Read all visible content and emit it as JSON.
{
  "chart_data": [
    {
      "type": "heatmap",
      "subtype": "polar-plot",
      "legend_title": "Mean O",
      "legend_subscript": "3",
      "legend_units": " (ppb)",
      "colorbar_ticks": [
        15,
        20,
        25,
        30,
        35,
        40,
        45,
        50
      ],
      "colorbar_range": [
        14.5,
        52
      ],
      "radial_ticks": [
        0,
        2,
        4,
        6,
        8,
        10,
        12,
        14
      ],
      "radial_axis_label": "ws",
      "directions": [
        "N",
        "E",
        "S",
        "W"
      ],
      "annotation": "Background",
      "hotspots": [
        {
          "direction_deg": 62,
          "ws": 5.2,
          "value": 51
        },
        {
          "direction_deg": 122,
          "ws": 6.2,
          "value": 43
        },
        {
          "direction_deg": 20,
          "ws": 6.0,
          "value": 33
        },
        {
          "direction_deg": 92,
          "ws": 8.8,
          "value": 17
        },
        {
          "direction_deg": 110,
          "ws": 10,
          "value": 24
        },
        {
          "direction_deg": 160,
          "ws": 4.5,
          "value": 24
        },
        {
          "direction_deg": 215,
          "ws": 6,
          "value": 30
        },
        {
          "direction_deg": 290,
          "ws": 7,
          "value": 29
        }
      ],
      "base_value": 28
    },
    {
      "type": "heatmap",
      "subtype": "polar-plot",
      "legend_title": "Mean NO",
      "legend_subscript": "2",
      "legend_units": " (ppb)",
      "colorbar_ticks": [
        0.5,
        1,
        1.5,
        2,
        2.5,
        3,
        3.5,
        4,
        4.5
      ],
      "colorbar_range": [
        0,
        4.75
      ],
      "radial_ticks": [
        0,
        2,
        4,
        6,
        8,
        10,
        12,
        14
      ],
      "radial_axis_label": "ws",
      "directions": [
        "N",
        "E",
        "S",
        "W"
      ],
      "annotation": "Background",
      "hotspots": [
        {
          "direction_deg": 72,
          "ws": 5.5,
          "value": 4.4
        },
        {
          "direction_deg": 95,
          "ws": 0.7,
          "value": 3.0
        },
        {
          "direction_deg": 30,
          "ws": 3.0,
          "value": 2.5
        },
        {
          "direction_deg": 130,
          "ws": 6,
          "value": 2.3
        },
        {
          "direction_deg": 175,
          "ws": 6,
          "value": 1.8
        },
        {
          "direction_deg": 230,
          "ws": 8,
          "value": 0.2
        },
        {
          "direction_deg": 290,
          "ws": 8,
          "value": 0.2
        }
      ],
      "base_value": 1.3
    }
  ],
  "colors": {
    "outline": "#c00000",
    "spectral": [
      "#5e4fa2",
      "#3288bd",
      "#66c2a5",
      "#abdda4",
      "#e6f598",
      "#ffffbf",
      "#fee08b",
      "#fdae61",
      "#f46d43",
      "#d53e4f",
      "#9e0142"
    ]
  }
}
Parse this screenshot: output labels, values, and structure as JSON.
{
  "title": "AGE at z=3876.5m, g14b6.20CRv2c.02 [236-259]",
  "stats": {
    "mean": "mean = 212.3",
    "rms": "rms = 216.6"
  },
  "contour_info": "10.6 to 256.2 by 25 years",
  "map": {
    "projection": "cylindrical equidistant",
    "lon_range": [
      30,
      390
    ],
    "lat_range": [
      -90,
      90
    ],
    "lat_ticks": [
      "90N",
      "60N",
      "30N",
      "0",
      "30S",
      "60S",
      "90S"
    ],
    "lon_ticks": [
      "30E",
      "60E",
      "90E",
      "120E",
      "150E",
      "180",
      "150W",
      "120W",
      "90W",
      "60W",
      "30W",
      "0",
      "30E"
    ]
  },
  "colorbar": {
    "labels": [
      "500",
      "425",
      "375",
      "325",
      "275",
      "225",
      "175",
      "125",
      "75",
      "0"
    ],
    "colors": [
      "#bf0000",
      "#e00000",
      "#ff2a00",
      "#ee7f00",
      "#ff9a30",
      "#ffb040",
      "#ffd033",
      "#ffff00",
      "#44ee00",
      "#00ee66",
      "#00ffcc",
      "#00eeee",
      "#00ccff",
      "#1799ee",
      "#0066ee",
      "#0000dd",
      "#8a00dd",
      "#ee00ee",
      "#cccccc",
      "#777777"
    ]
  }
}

⁂

From the line that contains "Parse this screenshot: output" down to the last line of the listing above, repeat each line exactly, and include nothing else.

Parse this screenshot: output labels, values, and structure as JSON.
{
  "title": "AGE at z=3876.5m, g14b6.20CRv2c.02 [236-259]",
  "stats": {
    "mean": "mean = 212.3",
    "rms": "rms = 216.6"
  },
  "contour_info": "10.6 to 256.2 by 25 years",
  "map": {
    "projection": "cylindrical equidistant",
    "lon_range": [
      30,
      390
    ],
    "lat_range": [
      -90,
      90
    ],
    "lat_ticks": [
      "90N",
      "60N",
      "30N",
      "0",
      "30S",
      "60S",
      "90S"
    ],
    "lon_ticks": [
      "30E",
      "60E",
      "90E",
      "120E",
      "150E",
      "180",
      "150W",
      "120W",
      "90W",
      "60W",
      "30W",
      "0",
      "30E"
    ]
  },
  "colorbar": {
    "labels": [
      "500",
      "425",
      "375",
      "325",
      "275",
      "225",
      "175",
      "125",
      "75",
      "0"
    ],
    "colors": [
      "#bf0000",
      "#e00000",
      "#ff2a00",
      "#ee7f00",
      "#ff9a30",
      "#ffb040",
      "#ffd033",
      "#ffff00",
      "#44ee00",
      "#00ee66",
      "#00ffcc",
      "#00eeee",
      "#00ccff",
      "#1799ee",
      "#0066ee",
      "#0000dd",
      "#8a00dd",
      "#ee00ee",
      "#cccccc",
      "#777777"
    ]
  }
}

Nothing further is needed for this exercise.